• [Problem description] The records below are made of lines; count those holding the word "name" and give the number only.

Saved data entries

┄┄┄┄┄┄┄┄┄┄┄┄┄┄┄┄┄┄┄┄

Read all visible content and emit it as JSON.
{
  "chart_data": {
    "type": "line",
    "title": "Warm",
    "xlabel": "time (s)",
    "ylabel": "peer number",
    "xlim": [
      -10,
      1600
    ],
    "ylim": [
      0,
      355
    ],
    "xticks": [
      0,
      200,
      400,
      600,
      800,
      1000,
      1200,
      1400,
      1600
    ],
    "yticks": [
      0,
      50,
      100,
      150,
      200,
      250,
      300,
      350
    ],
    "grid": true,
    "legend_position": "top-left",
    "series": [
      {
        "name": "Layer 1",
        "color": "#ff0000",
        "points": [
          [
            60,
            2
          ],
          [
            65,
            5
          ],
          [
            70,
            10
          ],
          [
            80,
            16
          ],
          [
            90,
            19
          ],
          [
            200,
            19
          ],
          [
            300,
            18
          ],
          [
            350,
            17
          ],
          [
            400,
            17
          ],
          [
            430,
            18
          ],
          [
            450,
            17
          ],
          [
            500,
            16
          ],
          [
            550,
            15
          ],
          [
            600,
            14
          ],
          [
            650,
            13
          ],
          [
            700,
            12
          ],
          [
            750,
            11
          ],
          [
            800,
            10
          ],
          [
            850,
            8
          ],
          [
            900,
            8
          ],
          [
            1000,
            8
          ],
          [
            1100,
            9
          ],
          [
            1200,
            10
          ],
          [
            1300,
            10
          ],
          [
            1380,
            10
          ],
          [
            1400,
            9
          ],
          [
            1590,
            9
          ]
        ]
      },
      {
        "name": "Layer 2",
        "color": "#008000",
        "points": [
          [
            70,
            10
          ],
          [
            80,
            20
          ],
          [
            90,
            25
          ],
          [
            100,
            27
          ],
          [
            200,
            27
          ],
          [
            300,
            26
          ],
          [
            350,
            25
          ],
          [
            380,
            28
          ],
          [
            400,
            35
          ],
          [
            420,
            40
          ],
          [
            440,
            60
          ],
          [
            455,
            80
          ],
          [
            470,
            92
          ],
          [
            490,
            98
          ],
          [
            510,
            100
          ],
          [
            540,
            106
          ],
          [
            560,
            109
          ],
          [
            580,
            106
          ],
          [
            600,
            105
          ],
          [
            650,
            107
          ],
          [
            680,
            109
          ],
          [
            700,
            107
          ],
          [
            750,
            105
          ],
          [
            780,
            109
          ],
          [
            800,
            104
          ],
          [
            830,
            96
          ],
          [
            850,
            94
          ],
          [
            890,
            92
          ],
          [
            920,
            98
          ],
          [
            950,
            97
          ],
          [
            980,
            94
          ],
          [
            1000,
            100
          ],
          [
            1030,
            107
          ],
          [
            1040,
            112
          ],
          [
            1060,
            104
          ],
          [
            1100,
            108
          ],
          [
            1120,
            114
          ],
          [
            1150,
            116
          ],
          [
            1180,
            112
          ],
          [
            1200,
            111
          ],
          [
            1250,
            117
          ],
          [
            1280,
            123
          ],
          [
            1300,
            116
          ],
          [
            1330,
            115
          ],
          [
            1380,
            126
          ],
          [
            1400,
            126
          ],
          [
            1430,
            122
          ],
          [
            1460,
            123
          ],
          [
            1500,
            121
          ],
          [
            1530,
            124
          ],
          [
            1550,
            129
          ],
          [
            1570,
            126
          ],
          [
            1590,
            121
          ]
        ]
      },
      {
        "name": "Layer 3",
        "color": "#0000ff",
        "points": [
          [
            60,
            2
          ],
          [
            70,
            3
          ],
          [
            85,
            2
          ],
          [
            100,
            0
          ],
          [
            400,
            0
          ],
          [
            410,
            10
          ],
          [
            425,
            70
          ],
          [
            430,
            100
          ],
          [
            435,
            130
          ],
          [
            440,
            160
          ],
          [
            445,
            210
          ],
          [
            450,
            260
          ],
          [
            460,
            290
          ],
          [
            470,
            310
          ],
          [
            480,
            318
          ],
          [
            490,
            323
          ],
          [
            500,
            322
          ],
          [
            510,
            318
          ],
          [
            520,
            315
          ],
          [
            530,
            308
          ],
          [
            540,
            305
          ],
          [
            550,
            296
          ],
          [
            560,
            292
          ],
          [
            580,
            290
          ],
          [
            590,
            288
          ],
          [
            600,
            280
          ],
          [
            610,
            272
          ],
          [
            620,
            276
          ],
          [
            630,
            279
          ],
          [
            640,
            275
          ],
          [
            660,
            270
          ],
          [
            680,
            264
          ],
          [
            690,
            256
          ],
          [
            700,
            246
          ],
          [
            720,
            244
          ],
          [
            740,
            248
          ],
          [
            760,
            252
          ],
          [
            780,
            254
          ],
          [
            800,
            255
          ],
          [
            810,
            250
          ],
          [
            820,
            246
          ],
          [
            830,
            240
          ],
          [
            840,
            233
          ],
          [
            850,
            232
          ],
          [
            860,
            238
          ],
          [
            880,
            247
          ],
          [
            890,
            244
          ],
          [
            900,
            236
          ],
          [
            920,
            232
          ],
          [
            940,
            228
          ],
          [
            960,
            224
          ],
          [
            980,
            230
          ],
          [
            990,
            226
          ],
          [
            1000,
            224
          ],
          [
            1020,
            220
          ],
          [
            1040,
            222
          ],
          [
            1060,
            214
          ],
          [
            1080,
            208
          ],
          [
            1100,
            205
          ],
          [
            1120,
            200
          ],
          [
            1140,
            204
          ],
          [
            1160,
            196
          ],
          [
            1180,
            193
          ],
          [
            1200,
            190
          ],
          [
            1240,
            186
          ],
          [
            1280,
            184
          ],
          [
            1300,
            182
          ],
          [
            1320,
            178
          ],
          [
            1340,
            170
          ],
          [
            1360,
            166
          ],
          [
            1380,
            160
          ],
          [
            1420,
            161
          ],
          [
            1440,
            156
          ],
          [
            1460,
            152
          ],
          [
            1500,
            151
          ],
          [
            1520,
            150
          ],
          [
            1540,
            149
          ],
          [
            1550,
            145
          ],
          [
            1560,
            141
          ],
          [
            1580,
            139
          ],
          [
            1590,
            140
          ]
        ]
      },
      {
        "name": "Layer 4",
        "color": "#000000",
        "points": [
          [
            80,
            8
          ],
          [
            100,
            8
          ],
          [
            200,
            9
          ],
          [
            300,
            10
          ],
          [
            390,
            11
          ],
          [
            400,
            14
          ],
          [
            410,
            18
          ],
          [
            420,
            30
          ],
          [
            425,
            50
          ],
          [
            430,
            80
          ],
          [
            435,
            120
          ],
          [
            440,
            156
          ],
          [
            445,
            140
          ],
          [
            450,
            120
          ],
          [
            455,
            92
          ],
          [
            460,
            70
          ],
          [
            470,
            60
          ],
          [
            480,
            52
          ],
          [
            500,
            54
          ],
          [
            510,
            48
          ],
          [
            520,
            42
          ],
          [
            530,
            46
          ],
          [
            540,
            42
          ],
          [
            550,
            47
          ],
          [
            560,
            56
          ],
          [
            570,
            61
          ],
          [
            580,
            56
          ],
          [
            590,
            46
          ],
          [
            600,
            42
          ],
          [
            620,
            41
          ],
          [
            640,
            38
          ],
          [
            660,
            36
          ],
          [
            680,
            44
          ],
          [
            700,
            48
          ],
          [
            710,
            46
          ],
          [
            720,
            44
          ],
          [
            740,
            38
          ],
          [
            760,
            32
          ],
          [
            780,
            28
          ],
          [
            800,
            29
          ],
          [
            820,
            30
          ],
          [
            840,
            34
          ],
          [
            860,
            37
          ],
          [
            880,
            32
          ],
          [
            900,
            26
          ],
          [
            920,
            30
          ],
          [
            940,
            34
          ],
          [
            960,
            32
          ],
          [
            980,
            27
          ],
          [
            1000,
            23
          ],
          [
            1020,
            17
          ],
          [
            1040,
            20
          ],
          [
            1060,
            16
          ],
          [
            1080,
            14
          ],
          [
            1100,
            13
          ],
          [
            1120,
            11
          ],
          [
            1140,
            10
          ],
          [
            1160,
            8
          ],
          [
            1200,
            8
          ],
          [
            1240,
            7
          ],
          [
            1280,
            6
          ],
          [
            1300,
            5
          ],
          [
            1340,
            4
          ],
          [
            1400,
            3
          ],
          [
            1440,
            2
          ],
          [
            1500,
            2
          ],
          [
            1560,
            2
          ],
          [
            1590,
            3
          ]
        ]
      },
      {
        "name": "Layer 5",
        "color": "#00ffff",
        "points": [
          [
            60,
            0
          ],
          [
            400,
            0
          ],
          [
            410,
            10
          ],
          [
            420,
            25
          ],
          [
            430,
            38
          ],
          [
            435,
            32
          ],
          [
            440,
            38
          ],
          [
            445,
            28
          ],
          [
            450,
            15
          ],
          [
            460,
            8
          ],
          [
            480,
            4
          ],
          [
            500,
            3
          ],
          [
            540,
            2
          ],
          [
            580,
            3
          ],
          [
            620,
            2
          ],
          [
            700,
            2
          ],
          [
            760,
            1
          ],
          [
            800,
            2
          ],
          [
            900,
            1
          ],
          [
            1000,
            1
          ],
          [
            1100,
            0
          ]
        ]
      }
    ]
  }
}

┄┄┄┄┄┄┄┄┄┄┄┄┄┄┄┄┄┄┄┄

• [Response to this exercise] 5